▸ **The exercise**
Copy the following entries word for word, omitting the pictures from your copy.

▸ **Listing**

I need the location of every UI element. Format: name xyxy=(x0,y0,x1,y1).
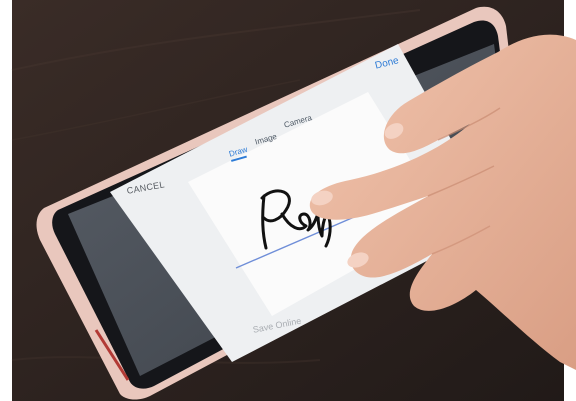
scene xyxy=(11,0,576,401)
photo: CANCEL Draw Image Camera Done Save Onlin… xyxy=(0,0,576,401)
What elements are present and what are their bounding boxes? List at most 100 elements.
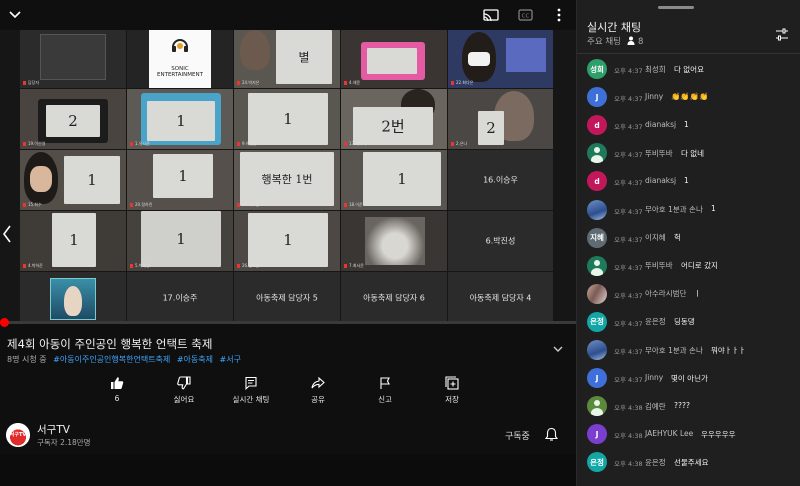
channel-avatar[interactable]: 서구TV <box>6 423 30 447</box>
chat-message[interactable]: 오후 4:37 아수라시범단 ㅣ <box>577 281 800 307</box>
notification-bell-icon[interactable] <box>544 427 559 442</box>
author-name[interactable]: 김예란 <box>645 401 666 412</box>
participant-tile: 별 24.박지은 <box>234 28 340 88</box>
panel-drag-handle[interactable] <box>658 6 694 9</box>
expand-description-chevron-icon[interactable] <box>553 338 565 352</box>
author-name[interactable]: JAEHYUK Lee <box>645 429 693 438</box>
live-chat-button[interactable]: 실시간 채팅 <box>221 376 281 405</box>
author-avatar[interactable] <box>587 255 607 276</box>
save-button[interactable]: 저장 <box>422 376 482 405</box>
author-name[interactable]: 무아호 1분과 손나 <box>645 345 703 356</box>
author-name[interactable]: Jinny <box>645 373 663 382</box>
chat-message[interactable]: J 오후 4:37 Jinny 몇이 아닌가 <box>577 365 800 391</box>
chat-message[interactable]: 지혜 오후 4:37 이지혜 헉 <box>577 225 800 251</box>
chat-mode-selector[interactable]: 주요 채팅 8 <box>587 35 643 47</box>
paper-answer: 1 <box>69 231 79 249</box>
message-text: 다 없어요 <box>674 64 704 74</box>
chat-mode-label: 주요 채팅 <box>587 37 621 47</box>
chat-message[interactable]: d 오후 4:37 dianaksj 1 <box>577 112 800 138</box>
live-chat-panel: 실시간 채팅 주요 채팅 8 성희 오후 4:37 최성희 다 없어요 J 오후 4:37 J… <box>576 0 800 486</box>
more-options-icon[interactable] <box>549 6 569 24</box>
like-button[interactable]: 6 <box>87 376 147 403</box>
chat-message[interactable]: 오후 4:37 무아호 1분과 손나 뭐야ㅏㅏㅏ <box>577 337 800 363</box>
author-avatar[interactable]: d <box>587 115 607 136</box>
chat-message[interactable]: J 오후 4:37 Jinny 👏👏👏👏 <box>577 84 800 110</box>
participant-name: 아동축제 담당자 5 <box>256 293 318 302</box>
message-timestamp: 오후 4:37 <box>614 291 643 300</box>
chat-message[interactable]: 오후 4:37 무아호 1분과 손나 1 <box>577 197 800 223</box>
dislike-button[interactable]: 싫어요 <box>154 376 214 405</box>
author-avatar[interactable]: 은정 <box>587 452 607 473</box>
author-avatar[interactable]: J <box>587 368 607 389</box>
chat-message[interactable]: 오후 4:37 뚜비뚜바 어디로 갔지 <box>577 253 800 279</box>
author-name[interactable]: 윤은정 <box>645 316 666 327</box>
author-name[interactable]: 무아호 1분과 손나 <box>645 204 703 215</box>
message-timestamp: 오후 4:37 <box>614 95 643 104</box>
message-text: 어디로 갔지 <box>681 261 718 271</box>
captions-icon[interactable]: CC <box>515 6 535 24</box>
like-icon <box>111 377 124 389</box>
previous-chevron-icon[interactable] <box>2 225 14 245</box>
subscribed-button[interactable]: 구독중 <box>505 429 530 442</box>
author-avatar[interactable]: J <box>587 424 607 445</box>
author-name[interactable]: 윤은정 <box>645 457 666 468</box>
message-timestamp: 오후 4:37 <box>614 263 643 272</box>
author-avatar[interactable] <box>587 283 607 304</box>
hashtag-link[interactable]: #아동이주인공인행복한언택트축제 <box>53 355 170 364</box>
author-avatar[interactable] <box>587 143 607 164</box>
author-name[interactable]: 이지혜 <box>645 232 666 243</box>
message-text: 헉 <box>674 233 681 243</box>
message-text: 딩동댕 <box>674 317 695 327</box>
author-name[interactable]: Jinny <box>645 92 663 101</box>
scrubber-handle[interactable] <box>0 318 9 327</box>
author-avatar[interactable] <box>587 199 607 220</box>
chat-message[interactable]: 은정 오후 4:37 윤은정 딩동댕 <box>577 309 800 335</box>
chat-message[interactable]: 은정 오후 4:38 윤은정 선물주세요 <box>577 449 800 475</box>
author-name[interactable]: 뚜비뚜바 <box>645 148 673 159</box>
chat-message[interactable]: 오후 4:37 뚜비뚜바 다 없네 <box>577 140 800 166</box>
video-player[interactable]: CC 담당자 SONIC ENTERTAINMENT 별 24.박지은 4.채윤… <box>0 0 576 323</box>
participant-tile: 아동축제 담당자 4 <box>448 272 553 323</box>
author-avatar[interactable]: d <box>587 171 607 192</box>
chat-viewer-count: 8 <box>637 37 644 47</box>
cast-icon[interactable] <box>481 6 501 24</box>
paper-answer: 1 <box>178 167 188 185</box>
author-avatar[interactable] <box>587 340 607 360</box>
participant-tile: 17.이승주 <box>127 272 233 323</box>
channel-row: 서구TV 서구TV 구독자 2.18만명 구독중 <box>0 415 576 453</box>
author-avatar[interactable]: J <box>587 87 607 108</box>
player-top-bar: CC <box>0 0 576 30</box>
author-avatar[interactable] <box>587 396 607 417</box>
participant-name: 15.최수 <box>23 202 42 208</box>
channel-name[interactable]: 서구TV <box>37 422 70 437</box>
author-avatar[interactable]: 성희 <box>587 59 607 79</box>
message-timestamp: 오후 4:37 <box>614 207 643 216</box>
participant-tile: 6.박진성 <box>448 211 553 271</box>
participant-name: 6.박진성 <box>485 236 516 246</box>
author-name[interactable]: 아수라시범단 <box>645 288 686 299</box>
hashtag-link[interactable]: #서구 <box>220 355 241 364</box>
author-name[interactable]: dianaksj <box>645 120 676 129</box>
author-name[interactable]: 뚜비뚜바 <box>645 260 673 271</box>
chat-message[interactable]: d 오후 4:37 dianaksj 1 <box>577 168 800 194</box>
chat-message[interactable]: 오후 4:38 김예란???? <box>577 393 800 419</box>
video-column: CC 담당자 SONIC ENTERTAINMENT 별 24.박지은 4.채윤… <box>0 0 576 486</box>
author-avatar[interactable]: 지혜 <box>587 227 607 248</box>
chat-message[interactable]: J 오후 4:38 JAEHYUK Lee 우우우우우 <box>577 421 800 447</box>
message-text: 뭐야ㅏㅏㅏ <box>711 345 746 355</box>
collapse-chevron-icon[interactable] <box>5 6 25 24</box>
viewer-count: 8명 시청 중 <box>7 355 47 364</box>
viewer-person-icon <box>627 36 635 45</box>
author-name[interactable]: dianaksj <box>645 176 676 185</box>
message-text: ???? <box>674 400 690 410</box>
video-progress-bar[interactable] <box>0 318 576 327</box>
author-avatar[interactable]: 은정 <box>587 311 607 332</box>
author-name[interactable]: 최성희 <box>645 64 666 75</box>
chat-message[interactable]: 성희 오후 4:37 최성희 다 없어요 <box>577 56 800 82</box>
paper-answer: 1 <box>397 170 407 188</box>
share-button[interactable]: 공유 <box>288 376 348 405</box>
hashtag-link[interactable]: #아동축제 <box>177 355 213 364</box>
report-button[interactable]: 신고 <box>355 376 415 405</box>
chat-settings-sliders-icon[interactable] <box>775 26 791 41</box>
video-conference-grid: 담당자 SONIC ENTERTAINMENT 별 24.박지은 4.채윤 22… <box>20 28 553 323</box>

▸ **Written reply**
I need the location of every UI element. Format: name xyxy=(x0,y0,x1,y1).
scene xyxy=(11,0,576,401)
photo: CANCEL Draw Image Camera Done Save Onlin… xyxy=(0,0,576,401)
What elements are present and what are their bounding boxes? List at most 100 elements.
channel-avatar[interactable]: 서구TV <box>6 423 30 447</box>
chat-message[interactable]: 오후 4:37 아수라시범단 ㅣ <box>577 281 800 307</box>
notification-bell-icon[interactable] <box>544 427 559 442</box>
author-name[interactable]: 김예란 <box>645 401 666 412</box>
participant-tile: 별 24.박지은 <box>234 28 340 88</box>
panel-drag-handle[interactable] <box>658 6 694 9</box>
expand-description-chevron-icon[interactable] <box>553 338 565 352</box>
author-name[interactable]: JAEHYUK Lee <box>645 429 693 438</box>
live-chat-button[interactable]: 실시간 채팅 <box>221 376 281 405</box>
author-avatar[interactable] <box>587 255 607 276</box>
save-button[interactable]: 저장 <box>422 376 482 405</box>
author-name[interactable]: 무아호 1분과 손나 <box>645 345 703 356</box>
author-name[interactable]: Jinny <box>645 373 663 382</box>
chat-message[interactable]: J 오후 4:37 Jinny 몇이 아닌가 <box>577 365 800 391</box>
chat-message[interactable]: 지혜 오후 4:37 이지혜 헉 <box>577 225 800 251</box>
chat-mode-selector[interactable]: 주요 채팅 8 <box>587 35 643 47</box>
paper-answer: 1 <box>69 231 79 249</box>
message-text: 다 없어요 <box>674 64 704 74</box>
chat-mode-label: 주요 채팅 <box>587 37 621 47</box>
chat-message[interactable]: d 오후 4:37 dianaksj 1 <box>577 112 800 138</box>
live-chat-panel: 실시간 채팅 주요 채팅 8 성희 오후 4:37 최성희 다 없어요 J 오후 4:37 J… <box>576 0 800 486</box>
more-options-icon[interactable] <box>549 6 569 24</box>
like-button[interactable]: 6 <box>87 376 147 403</box>
chat-message[interactable]: 오후 4:37 무아호 1분과 손나 뭐야ㅏㅏㅏ <box>577 337 800 363</box>
author-avatar[interactable]: d <box>587 115 607 136</box>
chat-message[interactable]: J 오후 4:37 Jinny 👏👏👏👏 <box>577 84 800 110</box>
participant-name: 아동축제 담당자 5 <box>256 293 318 302</box>
message-timestamp: 오후 4:37 <box>614 291 643 300</box>
chat-message[interactable]: 오후 4:37 무아호 1분과 손나 1 <box>577 197 800 223</box>
dislike-button[interactable]: 싫어요 <box>154 376 214 405</box>
author-avatar[interactable]: 은정 <box>587 452 607 473</box>
author-avatar[interactable]: J <box>587 368 607 389</box>
chat-message[interactable]: 오후 4:37 뚜비뚜바 어디로 갔지 <box>577 253 800 279</box>
author-name[interactable]: 윤은정 <box>645 316 666 327</box>
author-name[interactable]: 무아호 1분과 손나 <box>645 204 703 215</box>
message-timestamp: 오후 4:37 <box>614 95 643 104</box>
message-text: 어디로 갔지 <box>681 261 718 271</box>
captions-icon[interactable]: CC <box>515 6 535 24</box>
like-icon <box>111 377 124 389</box>
previous-chevron-icon[interactable] <box>2 225 14 245</box>
subscribed-button[interactable]: 구독중 <box>505 429 530 442</box>
author-avatar[interactable]: J <box>587 424 607 445</box>
author-name[interactable]: 윤은정 <box>645 457 666 468</box>
message-timestamp: 오후 4:37 <box>614 263 643 272</box>
author-avatar[interactable] <box>587 283 607 304</box>
hashtag-link[interactable]: #아동이주인공인행복한언택트축제 <box>53 355 170 364</box>
author-avatar[interactable] <box>587 143 607 164</box>
author-name[interactable]: 이지혜 <box>645 232 666 243</box>
message-text: 헉 <box>674 233 681 243</box>
message-text: 딩동댕 <box>674 317 695 327</box>
author-name[interactable]: Jinny <box>645 92 663 101</box>
scrubber-handle[interactable] <box>0 318 9 327</box>
author-avatar[interactable] <box>587 199 607 220</box>
chat-message[interactable]: 은정 오후 4:37 윤은정 딩동댕 <box>577 309 800 335</box>
chat-message[interactable]: 은정 오후 4:38 윤은정 선물주세요 <box>577 449 800 475</box>
author-name[interactable]: 뚜비뚜바 <box>645 148 673 159</box>
chat-message[interactable]: 오후 4:37 뚜비뚜바 다 없네 <box>577 140 800 166</box>
video-player[interactable]: CC 담당자 SONIC ENTERTAINMENT 별 24.박지은 4.채윤… <box>0 0 576 323</box>
participant-tile: 아동축제 담당자 4 <box>448 272 553 323</box>
author-avatar[interactable]: d <box>587 171 607 192</box>
chat-viewer-count: 8 <box>637 37 644 47</box>
cast-icon[interactable] <box>481 6 501 24</box>
paper-answer: 1 <box>178 167 188 185</box>
author-avatar[interactable] <box>587 340 607 360</box>
participant-tile: 17.이승주 <box>127 272 233 323</box>
channel-row: 서구TV 서구TV 구독자 2.18만명 구독중 <box>0 415 576 453</box>
author-avatar[interactable]: J <box>587 87 607 108</box>
player-top-bar: CC <box>0 0 576 30</box>
author-avatar[interactable] <box>587 396 607 417</box>
participant-name: 15.최수 <box>23 202 42 208</box>
channel-name[interactable]: 서구TV <box>37 422 70 437</box>
author-avatar[interactable]: 성희 <box>587 59 607 79</box>
message-timestamp: 오후 4:37 <box>614 207 643 216</box>
participant-tile: 6.박진성 <box>448 211 553 271</box>
participant-name: 6.박진성 <box>485 236 516 246</box>
author-name[interactable]: 아수라시범단 <box>645 288 686 299</box>
hashtag-link[interactable]: #서구 <box>220 355 241 364</box>
author-name[interactable]: dianaksj <box>645 120 676 129</box>
author-name[interactable]: 뚜비뚜바 <box>645 260 673 271</box>
chat-message[interactable]: d 오후 4:37 dianaksj 1 <box>577 168 800 194</box>
chat-message[interactable]: 오후 4:38 김예란???? <box>577 393 800 419</box>
video-column: CC 담당자 SONIC ENTERTAINMENT 별 24.박지은 4.채윤… <box>0 0 576 486</box>
author-avatar[interactable]: 지혜 <box>587 227 607 248</box>
chat-message[interactable]: J 오후 4:38 JAEHYUK Lee 우우우우우 <box>577 421 800 447</box>
message-text: 뭐야ㅏㅏㅏ <box>711 345 746 355</box>
collapse-chevron-icon[interactable] <box>5 6 25 24</box>
viewer-count: 8명 시청 중 <box>7 355 47 364</box>
viewer-person-icon <box>627 36 635 45</box>
author-name[interactable]: dianaksj <box>645 176 676 185</box>
message-text: ???? <box>674 400 690 410</box>
video-progress-bar[interactable] <box>0 318 576 327</box>
author-avatar[interactable]: 은정 <box>587 311 607 332</box>
author-name[interactable]: 최성희 <box>645 64 666 75</box>
chat-message[interactable]: 성희 오후 4:37 최성희 다 없어요 <box>577 56 800 82</box>
paper-answer: 1 <box>397 170 407 188</box>
share-button[interactable]: 공유 <box>288 376 348 405</box>
hashtag-link[interactable]: #아동축제 <box>177 355 213 364</box>
report-button[interactable]: 신고 <box>355 376 415 405</box>
chat-settings-sliders-icon[interactable] <box>775 26 791 41</box>
video-conference-grid: 담당자 SONIC ENTERTAINMENT 별 24.박지은 4.채윤 22… <box>20 28 553 323</box>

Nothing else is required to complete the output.